Transcribe every line exactly. Leave the pictures behind.

Part of a data file
· · · ·

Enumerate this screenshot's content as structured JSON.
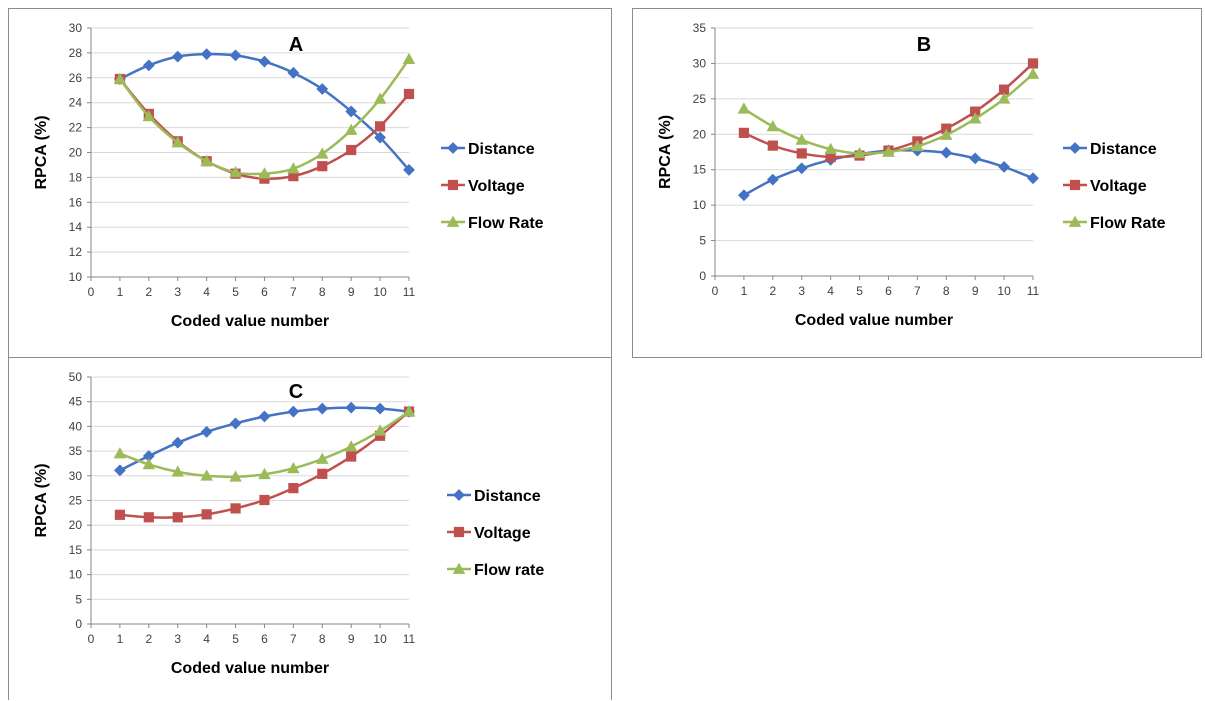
{
  "chart_data": [
    {
      "type": "line",
      "title": "A",
      "xlabel": "Coded value number",
      "ylabel": "RPCA (%)",
      "xlim": [
        0,
        11
      ],
      "ylim": [
        10,
        30
      ],
      "yticks": [
        10,
        12,
        14,
        16,
        18,
        20,
        22,
        24,
        26,
        28,
        30
      ],
      "x": [
        1,
        2,
        3,
        4,
        5,
        6,
        7,
        8,
        9,
        10,
        11
      ],
      "legend_position": "right",
      "series": [
        {
          "name": "Distance",
          "color": "#4472c4",
          "marker": "diamond",
          "values": [
            25.9,
            27.0,
            27.7,
            27.9,
            27.8,
            27.3,
            26.4,
            25.1,
            23.3,
            21.2,
            18.6
          ]
        },
        {
          "name": "Voltage",
          "color": "#c0504d",
          "marker": "square",
          "values": [
            25.9,
            23.1,
            20.9,
            19.3,
            18.3,
            17.9,
            18.1,
            18.9,
            20.2,
            22.1,
            24.7
          ]
        },
        {
          "name": "Flow Rate",
          "color": "#9bbb59",
          "marker": "triangle",
          "values": [
            25.9,
            22.9,
            20.8,
            19.3,
            18.4,
            18.3,
            18.7,
            19.9,
            21.8,
            24.3,
            27.5
          ]
        }
      ]
    },
    {
      "type": "line",
      "title": "B",
      "xlabel": "Coded value number",
      "ylabel": "RPCA (%)",
      "xlim": [
        0,
        11
      ],
      "ylim": [
        0,
        35
      ],
      "yticks": [
        0,
        5,
        10,
        15,
        20,
        25,
        30,
        35
      ],
      "x": [
        1,
        2,
        3,
        4,
        5,
        6,
        7,
        8,
        9,
        10,
        11
      ],
      "legend_position": "right",
      "series": [
        {
          "name": "Distance",
          "color": "#4472c4",
          "marker": "diamond",
          "values": [
            11.4,
            13.6,
            15.2,
            16.4,
            17.2,
            17.7,
            17.7,
            17.4,
            16.6,
            15.4,
            13.8
          ]
        },
        {
          "name": "Voltage",
          "color": "#c0504d",
          "marker": "square",
          "values": [
            20.2,
            18.4,
            17.3,
            16.8,
            17.0,
            17.7,
            19.0,
            20.8,
            23.2,
            26.3,
            30.0
          ]
        },
        {
          "name": "Flow Rate",
          "color": "#9bbb59",
          "marker": "triangle",
          "values": [
            23.6,
            21.1,
            19.2,
            17.9,
            17.3,
            17.5,
            18.3,
            19.9,
            22.2,
            25.0,
            28.5
          ]
        }
      ]
    },
    {
      "type": "line",
      "title": "C",
      "xlabel": "Coded value number",
      "ylabel": "RPCA (%)",
      "xlim": [
        0,
        11
      ],
      "ylim": [
        0,
        50
      ],
      "yticks": [
        0,
        5,
        10,
        15,
        20,
        25,
        30,
        35,
        40,
        45,
        50
      ],
      "x": [
        1,
        2,
        3,
        4,
        5,
        6,
        7,
        8,
        9,
        10,
        11
      ],
      "legend_position": "right",
      "series": [
        {
          "name": "Distance",
          "color": "#4472c4",
          "marker": "diamond",
          "values": [
            31.1,
            34.0,
            36.7,
            38.9,
            40.6,
            42.0,
            43.0,
            43.6,
            43.8,
            43.6,
            43.0
          ]
        },
        {
          "name": "Voltage",
          "color": "#c0504d",
          "marker": "square",
          "values": [
            22.1,
            21.6,
            21.6,
            22.2,
            23.4,
            25.1,
            27.5,
            30.4,
            33.9,
            38.1,
            43.0
          ]
        },
        {
          "name": "Flow rate",
          "color": "#9bbb59",
          "marker": "triangle",
          "values": [
            34.5,
            32.3,
            30.8,
            30.0,
            29.8,
            30.3,
            31.5,
            33.4,
            35.9,
            39.1,
            43.0
          ]
        }
      ]
    }
  ]
}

· · · ·

● **WRITTEN SOLUTION**:
Enumerate this screenshot's content as structured JSON.
{
  "chart_data": [
    {
      "type": "line",
      "title": "A",
      "xlabel": "Coded value number",
      "ylabel": "RPCA (%)",
      "xlim": [
        0,
        11
      ],
      "ylim": [
        10,
        30
      ],
      "yticks": [
        10,
        12,
        14,
        16,
        18,
        20,
        22,
        24,
        26,
        28,
        30
      ],
      "x": [
        1,
        2,
        3,
        4,
        5,
        6,
        7,
        8,
        9,
        10,
        11
      ],
      "legend_position": "right",
      "series": [
        {
          "name": "Distance",
          "color": "#4472c4",
          "marker": "diamond",
          "values": [
            25.9,
            27.0,
            27.7,
            27.9,
            27.8,
            27.3,
            26.4,
            25.1,
            23.3,
            21.2,
            18.6
          ]
        },
        {
          "name": "Voltage",
          "color": "#c0504d",
          "marker": "square",
          "values": [
            25.9,
            23.1,
            20.9,
            19.3,
            18.3,
            17.9,
            18.1,
            18.9,
            20.2,
            22.1,
            24.7
          ]
        },
        {
          "name": "Flow Rate",
          "color": "#9bbb59",
          "marker": "triangle",
          "values": [
            25.9,
            22.9,
            20.8,
            19.3,
            18.4,
            18.3,
            18.7,
            19.9,
            21.8,
            24.3,
            27.5
          ]
        }
      ]
    },
    {
      "type": "line",
      "title": "B",
      "xlabel": "Coded value number",
      "ylabel": "RPCA (%)",
      "xlim": [
        0,
        11
      ],
      "ylim": [
        0,
        35
      ],
      "yticks": [
        0,
        5,
        10,
        15,
        20,
        25,
        30,
        35
      ],
      "x": [
        1,
        2,
        3,
        4,
        5,
        6,
        7,
        8,
        9,
        10,
        11
      ],
      "legend_position": "right",
      "series": [
        {
          "name": "Distance",
          "color": "#4472c4",
          "marker": "diamond",
          "values": [
            11.4,
            13.6,
            15.2,
            16.4,
            17.2,
            17.7,
            17.7,
            17.4,
            16.6,
            15.4,
            13.8
          ]
        },
        {
          "name": "Voltage",
          "color": "#c0504d",
          "marker": "square",
          "values": [
            20.2,
            18.4,
            17.3,
            16.8,
            17.0,
            17.7,
            19.0,
            20.8,
            23.2,
            26.3,
            30.0
          ]
        },
        {
          "name": "Flow Rate",
          "color": "#9bbb59",
          "marker": "triangle",
          "values": [
            23.6,
            21.1,
            19.2,
            17.9,
            17.3,
            17.5,
            18.3,
            19.9,
            22.2,
            25.0,
            28.5
          ]
        }
      ]
    },
    {
      "type": "line",
      "title": "C",
      "xlabel": "Coded value number",
      "ylabel": "RPCA (%)",
      "xlim": [
        0,
        11
      ],
      "ylim": [
        0,
        50
      ],
      "yticks": [
        0,
        5,
        10,
        15,
        20,
        25,
        30,
        35,
        40,
        45,
        50
      ],
      "x": [
        1,
        2,
        3,
        4,
        5,
        6,
        7,
        8,
        9,
        10,
        11
      ],
      "legend_position": "right",
      "series": [
        {
          "name": "Distance",
          "color": "#4472c4",
          "marker": "diamond",
          "values": [
            31.1,
            34.0,
            36.7,
            38.9,
            40.6,
            42.0,
            43.0,
            43.6,
            43.8,
            43.6,
            43.0
          ]
        },
        {
          "name": "Voltage",
          "color": "#c0504d",
          "marker": "square",
          "values": [
            22.1,
            21.6,
            21.6,
            22.2,
            23.4,
            25.1,
            27.5,
            30.4,
            33.9,
            38.1,
            43.0
          ]
        },
        {
          "name": "Flow rate",
          "color": "#9bbb59",
          "marker": "triangle",
          "values": [
            34.5,
            32.3,
            30.8,
            30.0,
            29.8,
            30.3,
            31.5,
            33.4,
            35.9,
            39.1,
            43.0
          ]
        }
      ]
    }
  ]
}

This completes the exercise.